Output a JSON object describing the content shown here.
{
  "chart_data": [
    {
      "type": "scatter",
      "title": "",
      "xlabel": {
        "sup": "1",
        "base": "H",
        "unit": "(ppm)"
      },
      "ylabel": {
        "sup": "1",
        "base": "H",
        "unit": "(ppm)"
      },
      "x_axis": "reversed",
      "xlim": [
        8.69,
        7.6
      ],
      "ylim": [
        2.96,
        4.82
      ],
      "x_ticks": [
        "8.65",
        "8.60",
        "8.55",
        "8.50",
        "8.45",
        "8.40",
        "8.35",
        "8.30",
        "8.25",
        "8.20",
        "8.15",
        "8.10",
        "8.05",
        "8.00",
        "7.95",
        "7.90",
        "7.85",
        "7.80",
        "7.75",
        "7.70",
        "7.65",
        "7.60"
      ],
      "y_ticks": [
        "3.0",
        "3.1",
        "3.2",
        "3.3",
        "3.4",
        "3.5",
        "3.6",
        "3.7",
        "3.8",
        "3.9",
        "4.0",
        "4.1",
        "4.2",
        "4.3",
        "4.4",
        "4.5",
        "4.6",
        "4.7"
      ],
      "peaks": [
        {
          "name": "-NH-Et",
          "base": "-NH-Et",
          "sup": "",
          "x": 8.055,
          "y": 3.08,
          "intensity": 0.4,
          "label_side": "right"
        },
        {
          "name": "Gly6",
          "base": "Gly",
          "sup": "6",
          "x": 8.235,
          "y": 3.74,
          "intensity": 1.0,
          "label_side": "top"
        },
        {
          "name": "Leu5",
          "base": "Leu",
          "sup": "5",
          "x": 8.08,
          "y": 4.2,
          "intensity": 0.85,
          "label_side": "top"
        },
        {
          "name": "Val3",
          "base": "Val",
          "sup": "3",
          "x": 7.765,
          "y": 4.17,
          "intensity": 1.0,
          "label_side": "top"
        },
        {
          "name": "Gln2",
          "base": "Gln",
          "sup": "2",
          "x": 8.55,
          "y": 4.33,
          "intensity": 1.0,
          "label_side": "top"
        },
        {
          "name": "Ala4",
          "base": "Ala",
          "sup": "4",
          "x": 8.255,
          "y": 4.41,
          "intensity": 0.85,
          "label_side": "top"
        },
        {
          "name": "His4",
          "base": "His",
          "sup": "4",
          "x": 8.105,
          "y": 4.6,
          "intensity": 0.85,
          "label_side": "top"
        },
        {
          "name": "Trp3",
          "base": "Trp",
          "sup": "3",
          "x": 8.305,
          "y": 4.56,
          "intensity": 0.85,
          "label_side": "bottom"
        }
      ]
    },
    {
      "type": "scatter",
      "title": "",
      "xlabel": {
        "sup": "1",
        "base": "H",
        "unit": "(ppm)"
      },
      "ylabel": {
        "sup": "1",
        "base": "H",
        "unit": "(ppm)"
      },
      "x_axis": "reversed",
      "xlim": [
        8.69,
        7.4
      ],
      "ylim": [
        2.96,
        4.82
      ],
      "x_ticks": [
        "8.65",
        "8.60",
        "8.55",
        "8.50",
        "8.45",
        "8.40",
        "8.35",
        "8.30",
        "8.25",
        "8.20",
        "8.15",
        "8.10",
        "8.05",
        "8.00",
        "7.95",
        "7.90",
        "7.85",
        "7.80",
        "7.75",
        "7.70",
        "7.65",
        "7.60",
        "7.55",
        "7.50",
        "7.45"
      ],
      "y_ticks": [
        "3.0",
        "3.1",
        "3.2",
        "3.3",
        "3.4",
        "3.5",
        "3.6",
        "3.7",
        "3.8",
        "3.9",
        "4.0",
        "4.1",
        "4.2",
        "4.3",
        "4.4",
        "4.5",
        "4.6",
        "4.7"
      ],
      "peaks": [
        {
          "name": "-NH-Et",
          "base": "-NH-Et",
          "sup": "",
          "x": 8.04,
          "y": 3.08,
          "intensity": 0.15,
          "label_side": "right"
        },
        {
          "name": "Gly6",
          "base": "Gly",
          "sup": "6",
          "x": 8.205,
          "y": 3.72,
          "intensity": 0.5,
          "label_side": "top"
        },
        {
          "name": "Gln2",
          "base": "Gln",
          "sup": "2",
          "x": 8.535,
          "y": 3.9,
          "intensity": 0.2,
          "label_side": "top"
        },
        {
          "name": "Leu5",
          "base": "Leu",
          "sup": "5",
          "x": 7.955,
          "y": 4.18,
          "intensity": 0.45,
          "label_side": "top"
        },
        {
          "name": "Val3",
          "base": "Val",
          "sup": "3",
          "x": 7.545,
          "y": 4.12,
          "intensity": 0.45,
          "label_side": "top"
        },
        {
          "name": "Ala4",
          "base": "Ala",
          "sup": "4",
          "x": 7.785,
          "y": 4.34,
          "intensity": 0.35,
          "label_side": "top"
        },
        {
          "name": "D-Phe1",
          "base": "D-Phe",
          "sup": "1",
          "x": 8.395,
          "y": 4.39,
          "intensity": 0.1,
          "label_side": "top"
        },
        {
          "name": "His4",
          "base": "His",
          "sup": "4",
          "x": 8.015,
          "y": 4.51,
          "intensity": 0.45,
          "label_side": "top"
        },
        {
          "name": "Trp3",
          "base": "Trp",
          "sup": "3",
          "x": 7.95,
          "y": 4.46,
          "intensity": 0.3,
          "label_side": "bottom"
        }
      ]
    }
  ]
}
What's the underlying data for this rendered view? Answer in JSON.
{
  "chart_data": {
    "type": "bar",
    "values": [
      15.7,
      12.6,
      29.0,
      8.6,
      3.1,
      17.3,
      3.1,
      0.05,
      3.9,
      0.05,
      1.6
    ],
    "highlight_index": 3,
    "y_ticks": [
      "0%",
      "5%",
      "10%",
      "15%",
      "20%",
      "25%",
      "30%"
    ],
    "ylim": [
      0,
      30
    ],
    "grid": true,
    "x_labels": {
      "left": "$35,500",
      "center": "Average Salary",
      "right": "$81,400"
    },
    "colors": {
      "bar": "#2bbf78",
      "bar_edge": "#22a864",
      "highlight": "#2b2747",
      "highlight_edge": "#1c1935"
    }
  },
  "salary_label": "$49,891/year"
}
+-------+
* **SET TASK**: Your task is to transcribe the line containing "What's the underlying" and every line after it, through the last line of the data, exactly as written and with nothing more.

* **WRITTEN ANSWER**:
What's the underlying data for this rendered view? Answer in JSON.
{
  "chart_data": {
    "type": "bar",
    "values": [
      15.7,
      12.6,
      29.0,
      8.6,
      3.1,
      17.3,
      3.1,
      0.05,
      3.9,
      0.05,
      1.6
    ],
    "highlight_index": 3,
    "y_ticks": [
      "0%",
      "5%",
      "10%",
      "15%",
      "20%",
      "25%",
      "30%"
    ],
    "ylim": [
      0,
      30
    ],
    "grid": true,
    "x_labels": {
      "left": "$35,500",
      "center": "Average Salary",
      "right": "$81,400"
    },
    "colors": {
      "bar": "#2bbf78",
      "bar_edge": "#22a864",
      "highlight": "#2b2747",
      "highlight_edge": "#1c1935"
    }
  },
  "salary_label": "$49,891/year"
}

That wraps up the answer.